* Aim of the exercise: Pull every line of the entries that has the word "Sandy".

________________

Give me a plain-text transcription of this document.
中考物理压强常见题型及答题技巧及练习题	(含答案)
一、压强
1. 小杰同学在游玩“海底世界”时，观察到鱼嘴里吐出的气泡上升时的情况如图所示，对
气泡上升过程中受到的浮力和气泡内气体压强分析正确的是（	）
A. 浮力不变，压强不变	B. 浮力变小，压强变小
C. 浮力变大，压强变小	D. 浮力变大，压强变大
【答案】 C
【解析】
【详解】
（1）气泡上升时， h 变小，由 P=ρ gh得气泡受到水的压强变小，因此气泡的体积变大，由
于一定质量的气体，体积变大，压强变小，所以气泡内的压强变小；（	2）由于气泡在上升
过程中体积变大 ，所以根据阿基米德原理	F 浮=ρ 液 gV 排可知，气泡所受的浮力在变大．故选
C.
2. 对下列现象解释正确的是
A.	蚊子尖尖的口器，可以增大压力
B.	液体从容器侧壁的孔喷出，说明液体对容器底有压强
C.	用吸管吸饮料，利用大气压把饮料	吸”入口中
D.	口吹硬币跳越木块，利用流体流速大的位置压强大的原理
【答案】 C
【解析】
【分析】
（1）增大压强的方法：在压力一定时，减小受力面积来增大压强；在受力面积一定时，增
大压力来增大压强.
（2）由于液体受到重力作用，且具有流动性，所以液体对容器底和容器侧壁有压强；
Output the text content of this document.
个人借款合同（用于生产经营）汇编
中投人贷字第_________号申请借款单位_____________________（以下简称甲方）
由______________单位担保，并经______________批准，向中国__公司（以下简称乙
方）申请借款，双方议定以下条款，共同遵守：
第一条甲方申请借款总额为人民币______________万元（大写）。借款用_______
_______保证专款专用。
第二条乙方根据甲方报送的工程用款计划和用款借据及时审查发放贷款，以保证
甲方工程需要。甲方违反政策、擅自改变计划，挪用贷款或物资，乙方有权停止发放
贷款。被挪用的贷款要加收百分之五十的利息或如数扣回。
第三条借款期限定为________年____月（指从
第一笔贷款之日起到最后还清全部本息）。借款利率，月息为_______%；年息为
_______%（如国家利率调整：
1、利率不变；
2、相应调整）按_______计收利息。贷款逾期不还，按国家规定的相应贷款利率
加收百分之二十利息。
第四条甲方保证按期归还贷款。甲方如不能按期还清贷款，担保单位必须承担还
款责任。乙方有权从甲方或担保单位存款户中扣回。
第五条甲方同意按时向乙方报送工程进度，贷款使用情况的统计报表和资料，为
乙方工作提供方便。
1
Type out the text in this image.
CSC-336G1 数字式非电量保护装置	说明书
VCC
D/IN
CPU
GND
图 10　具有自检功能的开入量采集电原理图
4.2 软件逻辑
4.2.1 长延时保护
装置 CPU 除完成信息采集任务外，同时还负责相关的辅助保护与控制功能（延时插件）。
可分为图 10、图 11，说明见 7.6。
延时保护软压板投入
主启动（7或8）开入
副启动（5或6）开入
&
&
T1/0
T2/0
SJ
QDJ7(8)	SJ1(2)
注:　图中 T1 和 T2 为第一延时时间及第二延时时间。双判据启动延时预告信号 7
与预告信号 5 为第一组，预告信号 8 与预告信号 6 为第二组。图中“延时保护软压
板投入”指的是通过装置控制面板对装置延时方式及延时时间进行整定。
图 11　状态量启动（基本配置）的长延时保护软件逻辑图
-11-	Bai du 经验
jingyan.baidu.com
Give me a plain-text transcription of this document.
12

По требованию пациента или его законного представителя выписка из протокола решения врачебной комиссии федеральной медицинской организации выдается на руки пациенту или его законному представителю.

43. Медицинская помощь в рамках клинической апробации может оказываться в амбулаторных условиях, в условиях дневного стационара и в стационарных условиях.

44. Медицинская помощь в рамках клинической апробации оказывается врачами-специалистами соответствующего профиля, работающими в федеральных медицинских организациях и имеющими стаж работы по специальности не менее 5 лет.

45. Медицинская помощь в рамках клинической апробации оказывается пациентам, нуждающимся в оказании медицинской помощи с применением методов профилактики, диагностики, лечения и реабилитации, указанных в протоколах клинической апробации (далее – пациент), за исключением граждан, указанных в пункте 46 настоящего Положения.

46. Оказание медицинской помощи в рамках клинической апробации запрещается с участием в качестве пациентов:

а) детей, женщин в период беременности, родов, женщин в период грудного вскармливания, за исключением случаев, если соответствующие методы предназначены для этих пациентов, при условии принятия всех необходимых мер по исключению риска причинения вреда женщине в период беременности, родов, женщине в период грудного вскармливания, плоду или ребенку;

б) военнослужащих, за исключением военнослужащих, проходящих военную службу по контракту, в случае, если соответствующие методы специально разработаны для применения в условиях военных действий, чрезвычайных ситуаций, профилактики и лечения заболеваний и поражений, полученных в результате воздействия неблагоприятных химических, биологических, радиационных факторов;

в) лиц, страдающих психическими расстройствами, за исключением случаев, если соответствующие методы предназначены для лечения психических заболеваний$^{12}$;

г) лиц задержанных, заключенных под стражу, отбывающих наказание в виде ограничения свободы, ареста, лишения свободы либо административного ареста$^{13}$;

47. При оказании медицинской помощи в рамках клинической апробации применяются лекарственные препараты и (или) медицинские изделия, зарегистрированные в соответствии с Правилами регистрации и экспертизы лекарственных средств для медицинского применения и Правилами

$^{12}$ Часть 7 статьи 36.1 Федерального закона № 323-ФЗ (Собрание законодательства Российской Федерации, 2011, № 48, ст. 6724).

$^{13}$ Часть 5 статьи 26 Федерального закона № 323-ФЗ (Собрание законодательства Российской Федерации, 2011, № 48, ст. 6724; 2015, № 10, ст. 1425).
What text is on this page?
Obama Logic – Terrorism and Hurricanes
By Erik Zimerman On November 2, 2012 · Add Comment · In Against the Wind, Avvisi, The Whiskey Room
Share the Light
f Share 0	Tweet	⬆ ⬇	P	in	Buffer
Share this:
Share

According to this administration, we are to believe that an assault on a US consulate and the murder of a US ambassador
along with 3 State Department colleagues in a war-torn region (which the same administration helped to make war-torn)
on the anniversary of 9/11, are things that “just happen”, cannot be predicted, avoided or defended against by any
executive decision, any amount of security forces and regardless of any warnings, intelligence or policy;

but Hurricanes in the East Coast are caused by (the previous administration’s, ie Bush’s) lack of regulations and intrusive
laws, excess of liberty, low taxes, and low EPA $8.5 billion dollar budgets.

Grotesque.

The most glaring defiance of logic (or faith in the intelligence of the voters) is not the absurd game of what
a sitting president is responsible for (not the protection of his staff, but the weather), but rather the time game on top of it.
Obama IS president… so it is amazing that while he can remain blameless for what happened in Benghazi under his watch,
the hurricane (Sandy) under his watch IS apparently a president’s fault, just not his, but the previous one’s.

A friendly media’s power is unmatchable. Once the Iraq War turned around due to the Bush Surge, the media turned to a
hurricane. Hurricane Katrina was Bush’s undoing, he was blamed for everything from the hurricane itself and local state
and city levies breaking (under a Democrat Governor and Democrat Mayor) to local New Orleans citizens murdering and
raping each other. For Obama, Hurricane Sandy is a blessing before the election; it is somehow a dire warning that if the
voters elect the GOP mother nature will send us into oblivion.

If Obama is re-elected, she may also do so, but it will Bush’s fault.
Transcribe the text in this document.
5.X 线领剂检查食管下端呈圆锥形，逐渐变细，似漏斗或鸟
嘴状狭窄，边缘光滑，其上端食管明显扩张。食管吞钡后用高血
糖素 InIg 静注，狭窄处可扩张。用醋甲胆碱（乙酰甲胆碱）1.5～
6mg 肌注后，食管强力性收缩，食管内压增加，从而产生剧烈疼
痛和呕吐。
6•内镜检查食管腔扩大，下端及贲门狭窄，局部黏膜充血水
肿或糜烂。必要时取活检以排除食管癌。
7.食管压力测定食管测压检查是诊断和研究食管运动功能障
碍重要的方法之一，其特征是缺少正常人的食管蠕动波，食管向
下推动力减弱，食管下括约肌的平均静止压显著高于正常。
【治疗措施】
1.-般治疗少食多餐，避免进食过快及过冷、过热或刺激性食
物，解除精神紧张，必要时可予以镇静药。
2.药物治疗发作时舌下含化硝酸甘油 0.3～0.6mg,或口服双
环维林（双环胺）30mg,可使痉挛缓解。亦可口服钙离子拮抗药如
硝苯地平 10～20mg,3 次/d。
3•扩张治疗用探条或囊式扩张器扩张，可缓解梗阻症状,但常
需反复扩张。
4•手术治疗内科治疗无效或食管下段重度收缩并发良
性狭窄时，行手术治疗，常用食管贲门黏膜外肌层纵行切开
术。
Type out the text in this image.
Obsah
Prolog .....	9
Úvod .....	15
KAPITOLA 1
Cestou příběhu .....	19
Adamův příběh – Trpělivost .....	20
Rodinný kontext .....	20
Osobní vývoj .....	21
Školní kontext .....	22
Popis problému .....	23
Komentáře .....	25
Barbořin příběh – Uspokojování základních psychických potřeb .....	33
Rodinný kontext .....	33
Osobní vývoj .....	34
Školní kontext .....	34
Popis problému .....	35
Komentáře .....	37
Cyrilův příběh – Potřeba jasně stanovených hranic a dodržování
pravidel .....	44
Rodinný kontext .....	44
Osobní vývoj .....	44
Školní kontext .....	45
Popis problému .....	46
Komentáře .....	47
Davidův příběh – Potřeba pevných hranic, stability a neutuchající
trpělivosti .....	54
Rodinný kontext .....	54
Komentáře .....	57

________________

* Response to the task:
the hurricane (Sandy) under his watch IS apparently a president’s fault, just not his, but the previous one’s.
raping each other. For Obama, Hurricane Sandy is a blessing before the election; it is somehow a dire warning that if the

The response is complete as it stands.